◆ RECORDS FOR PROCESSING
- - - - - - -
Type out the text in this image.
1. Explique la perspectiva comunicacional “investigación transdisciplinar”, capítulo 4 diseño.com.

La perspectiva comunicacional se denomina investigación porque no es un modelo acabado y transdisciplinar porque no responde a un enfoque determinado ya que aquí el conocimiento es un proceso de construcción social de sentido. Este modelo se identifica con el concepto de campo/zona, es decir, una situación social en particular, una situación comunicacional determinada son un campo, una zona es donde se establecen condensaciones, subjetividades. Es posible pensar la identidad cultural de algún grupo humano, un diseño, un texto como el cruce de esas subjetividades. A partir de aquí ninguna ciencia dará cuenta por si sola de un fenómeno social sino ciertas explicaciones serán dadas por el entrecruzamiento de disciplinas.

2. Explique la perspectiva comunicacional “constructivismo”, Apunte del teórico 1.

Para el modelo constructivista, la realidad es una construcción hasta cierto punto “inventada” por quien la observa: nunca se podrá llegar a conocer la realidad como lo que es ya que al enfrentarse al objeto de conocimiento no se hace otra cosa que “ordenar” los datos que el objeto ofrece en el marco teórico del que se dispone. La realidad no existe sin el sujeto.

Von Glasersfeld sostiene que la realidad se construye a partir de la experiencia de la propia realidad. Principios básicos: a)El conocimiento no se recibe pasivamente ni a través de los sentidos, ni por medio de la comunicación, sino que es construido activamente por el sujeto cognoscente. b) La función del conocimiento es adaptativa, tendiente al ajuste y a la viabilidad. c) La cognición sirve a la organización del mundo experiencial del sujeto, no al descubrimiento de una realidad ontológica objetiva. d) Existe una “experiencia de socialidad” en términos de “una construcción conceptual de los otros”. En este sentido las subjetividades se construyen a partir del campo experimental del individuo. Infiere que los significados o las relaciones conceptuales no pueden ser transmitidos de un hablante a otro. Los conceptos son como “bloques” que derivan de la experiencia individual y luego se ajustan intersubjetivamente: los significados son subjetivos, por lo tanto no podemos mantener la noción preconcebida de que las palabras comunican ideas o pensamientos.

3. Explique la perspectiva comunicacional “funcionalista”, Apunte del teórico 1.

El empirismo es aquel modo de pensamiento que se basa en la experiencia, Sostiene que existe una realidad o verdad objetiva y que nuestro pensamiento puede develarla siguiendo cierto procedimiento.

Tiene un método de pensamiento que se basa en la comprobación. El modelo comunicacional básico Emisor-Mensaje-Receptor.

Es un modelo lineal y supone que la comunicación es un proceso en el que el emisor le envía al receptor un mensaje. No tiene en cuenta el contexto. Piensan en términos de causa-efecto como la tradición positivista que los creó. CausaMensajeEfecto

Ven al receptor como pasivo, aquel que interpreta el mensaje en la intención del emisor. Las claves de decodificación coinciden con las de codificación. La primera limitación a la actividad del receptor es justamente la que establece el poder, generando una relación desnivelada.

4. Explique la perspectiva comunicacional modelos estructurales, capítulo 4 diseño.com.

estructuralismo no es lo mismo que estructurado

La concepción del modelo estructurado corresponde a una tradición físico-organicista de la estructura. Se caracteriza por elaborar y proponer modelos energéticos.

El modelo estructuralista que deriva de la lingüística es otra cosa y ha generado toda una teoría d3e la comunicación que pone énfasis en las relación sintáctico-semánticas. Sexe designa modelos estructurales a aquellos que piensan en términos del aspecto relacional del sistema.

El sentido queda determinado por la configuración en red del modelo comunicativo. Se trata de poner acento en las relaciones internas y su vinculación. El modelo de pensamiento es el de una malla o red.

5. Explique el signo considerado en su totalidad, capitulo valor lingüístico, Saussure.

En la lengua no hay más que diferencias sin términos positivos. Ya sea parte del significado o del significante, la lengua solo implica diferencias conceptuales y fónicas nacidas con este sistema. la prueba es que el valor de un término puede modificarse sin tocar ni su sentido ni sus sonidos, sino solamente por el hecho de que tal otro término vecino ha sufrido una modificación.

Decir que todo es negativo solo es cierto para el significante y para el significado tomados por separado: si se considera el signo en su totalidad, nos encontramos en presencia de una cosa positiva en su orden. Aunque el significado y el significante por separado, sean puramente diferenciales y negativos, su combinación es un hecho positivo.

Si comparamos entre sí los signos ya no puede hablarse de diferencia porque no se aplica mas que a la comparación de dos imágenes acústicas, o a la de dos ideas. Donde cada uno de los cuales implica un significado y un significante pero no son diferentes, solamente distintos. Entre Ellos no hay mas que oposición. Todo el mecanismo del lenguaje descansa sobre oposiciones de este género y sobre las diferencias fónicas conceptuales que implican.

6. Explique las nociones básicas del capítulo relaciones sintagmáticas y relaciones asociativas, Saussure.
- - - - - - -
◆ TASK DESCRIPTION
Note how many lines above hold "estructurado" and give that figure alone.

◆ SOLUTION BELOW
2